* Your objective:
Make an exact copy of each entry, leaving out every picture.
:: Extracted records ::
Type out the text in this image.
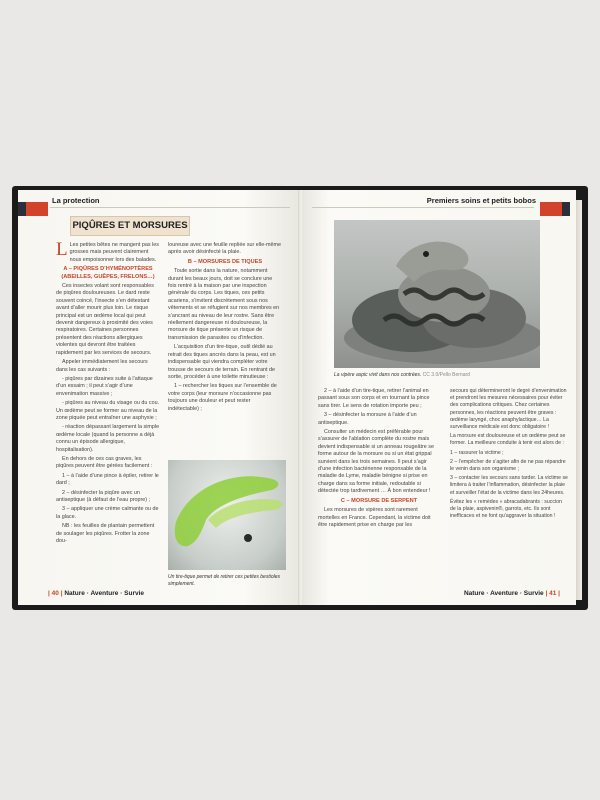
La protection
PIQÛRES ET MORSURES

L Les petites bêtes ne mangent pas les grosses mais peuvent clairement nous empoisonner lors des balades.

A – PIQÛRES D’HYMÉNOPTÈRES (ABEILLES, GUÊPES, FRELONS…)

Ces insectes volant sont responsables de piqûres douloureuses. Le dard reste souvent coincé, l’insecte s’en détestant avant d’aller mourir plus loin. Le risque principal est un œdème local qui peut devenir dangereux à proximité des voies respiratoires. Certaines personnes présentent des réactions allergiques violentes qui devront être traitées rapidement par les services de secours.

Appeler immédiatement les secours dans les cas suivants :

- piqûres par dizaines suite à l’attaque d’un essaim ; il peut s’agir d’une envenimation massive ;

- piqûres au niveau du visage ou du cou. Un œdème peut se former au niveau de la zone piquée peut entraîner une asphyxie ;

- réaction dépassant largement la simple œdème locale (quand la personne a déjà connu un épisode allergique, hospitalisation).

En dehors de ces cas graves, les piqûres peuvent être gérées facilement :

1 – à l’aide d’une pince à épiler, retirer le dard ;

2 – désinfecter la piqûre avec un antiseptique (à défaut de l’eau propre) ;

3 – appliquer une crème calmante ou de la glace.

NB : les feuilles de plantain permettent de soulager les piqûres. Frotter la zone dou-

loureuse avec une feuille repliée sur elle-même après avoir désinfecté la plaie.

B – MORSURES DE TIQUES

Toute sortie dans la nature, notamment durant les beaux jours, doit se conclure une fois rentré à la maison par une inspection générale du corps. Les tiques, ces petits acariens, s’invitent discrètement sous nos vêtements et se réfugient sur nos membres en s’ancrant au niveau de leur rostre. Sans être réellement dangereuse ni douloureuse, la morsure de tique présente un risque de transmission de parasites ou d’infection.

L’acquisition d’un tire-tique, outil dédié au retrait des tiques ancrés dans la peau, est un indispensable qui viendra compléter votre trousse de secours de terrain. En rentrant de sortie, procéder à une toilette minutieuse :

1 – rechercher les tiques sur l’ensemble de votre corps (leur morsure n’occasionne pas toujours une douleur et peut rester indétectable) ;

Un tire-tique permet de retirer ces petites bestioles simplement.
| 40 | Nature · Aventure · Survie
Premiers soins et petits bobos
La vipère aspic vivit dans nos contrées. CC 3.0/Pello Bernard

2 – à l’aide d’un tire-tique, retirer l’animal en passant sous son corps et en tournant la pince sans tirer. Le sens de rotation importe peu ;

3 – désinfecter la morsure à l’aide d’un antiseptique.

Consulter un médecin est préférable pour s’assurer de l’ablation complète du rostre mais devient indispensable si un anneau rougeâtre se forme autour de la morsure ou si un état grippal survient dans les trois semaines. Il peut s’agir d’une infection bactérienne responsable de la maladie de Lyme, maladie bénigne si prise en charge dans sa forme initiale, redoutable si détectée trop tardivement … À bon entendeur !

C – MORSURE DE SERPENT

Les morsures de vipères sont rarement mortelles en France. Cependant, la victime doit être rapidement prise en charge par les

secours qui détermineront le degré d’envenimation et prendront les mesures nécessaires pour éviter des complications critiques. Chez certaines personnes, les réactions peuvent être graves : œdème laryngé, choc anaphylactique… La surveillance médicale est donc obligatoire !

La morsure est douloureuse et un œdème peut se former. La meilleure conduite à tenir est alors de :

1 – rassurer la victime ;

2 – l’empêcher de s’agiter afin de ne pas répandre le venin dans son organisme ;

3 – contacter les secours sans tarder. La victime se limitera à traiter l’inflammation, désinfecter la plaie et surveiller l’état de la victime dans les 24heures.

Évitez les « remèdes » abracadabrants : succion de la plaie, aspivenin®, garrots, etc. Ils sont inefficaces et ne font qu’aggraver la situation !

Nature · Aventure · Survie | 41 |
:::
* Exercise result:
Type out the text in this image.
La protection
PIQÛRES ET MORSURES

L Les petites bêtes ne mangent pas les grosses mais peuvent clairement nous empoisonner lors des balades.

A – PIQÛRES D’HYMÉNOPTÈRES (ABEILLES, GUÊPES, FRELONS…)

Ces insectes volant sont responsables de piqûres douloureuses. Le dard reste souvent coincé, l’insecte s’en détestant avant d’aller mourir plus loin. Le risque principal est un œdème local qui peut devenir dangereux à proximité des voies respiratoires. Certaines personnes présentent des réactions allergiques violentes qui devront être traitées rapidement par les services de secours.

Appeler immédiatement les secours dans les cas suivants :

- piqûres par dizaines suite à l’attaque d’un essaim ; il peut s’agir d’une envenimation massive ;

- piqûres au niveau du visage ou du cou. Un œdème peut se former au niveau de la zone piquée peut entraîner une asphyxie ;

- réaction dépassant largement la simple œdème locale (quand la personne a déjà connu un épisode allergique, hospitalisation).

En dehors de ces cas graves, les piqûres peuvent être gérées facilement :

1 – à l’aide d’une pince à épiler, retirer le dard ;

2 – désinfecter la piqûre avec un antiseptique (à défaut de l’eau propre) ;

3 – appliquer une crème calmante ou de la glace.

NB : les feuilles de plantain permettent de soulager les piqûres. Frotter la zone dou-

loureuse avec une feuille repliée sur elle-même après avoir désinfecté la plaie.

B – MORSURES DE TIQUES

Toute sortie dans la nature, notamment durant les beaux jours, doit se conclure une fois rentré à la maison par une inspection générale du corps. Les tiques, ces petits acariens, s’invitent discrètement sous nos vêtements et se réfugient sur nos membres en s’ancrant au niveau de leur rostre. Sans être réellement dangereuse ni douloureuse, la morsure de tique présente un risque de transmission de parasites ou d’infection.

L’acquisition d’un tire-tique, outil dédié au retrait des tiques ancrés dans la peau, est un indispensable qui viendra compléter votre trousse de secours de terrain. En rentrant de sortie, procéder à une toilette minutieuse :

1 – rechercher les tiques sur l’ensemble de votre corps (leur morsure n’occasionne pas toujours une douleur et peut rester indétectable) ;

Un tire-tique permet de retirer ces petites bestioles simplement.
| 40 | Nature · Aventure · Survie
Premiers soins et petits bobos
La vipère aspic vivit dans nos contrées. CC 3.0/Pello Bernard

2 – à l’aide d’un tire-tique, retirer l’animal en passant sous son corps et en tournant la pince sans tirer. Le sens de rotation importe peu ;

3 – désinfecter la morsure à l’aide d’un antiseptique.

Consulter un médecin est préférable pour s’assurer de l’ablation complète du rostre mais devient indispensable si un anneau rougeâtre se forme autour de la morsure ou si un état grippal survient dans les trois semaines. Il peut s’agir d’une infection bactérienne responsable de la maladie de Lyme, maladie bénigne si prise en charge dans sa forme initiale, redoutable si détectée trop tardivement … À bon entendeur !

C – MORSURE DE SERPENT

Les morsures de vipères sont rarement mortelles en France. Cependant, la victime doit être rapidement prise en charge par les

secours qui détermineront le degré d’envenimation et prendront les mesures nécessaires pour éviter des complications critiques. Chez certaines personnes, les réactions peuvent être graves : œdème laryngé, choc anaphylactique… La surveillance médicale est donc obligatoire !

La morsure est douloureuse et un œdème peut se former. La meilleure conduite à tenir est alors de :

1 – rassurer la victime ;

2 – l’empêcher de s’agiter afin de ne pas répandre le venin dans son organisme ;

3 – contacter les secours sans tarder. La victime se limitera à traiter l’inflammation, désinfecter la plaie et surveiller l’état de la victime dans les 24heures.

Évitez les « remèdes » abracadabrants : succion de la plaie, aspivenin®, garrots, etc. Ils sont inefficaces et ne font qu’aggraver la situation !

Nature · Aventure · Survie | 41 |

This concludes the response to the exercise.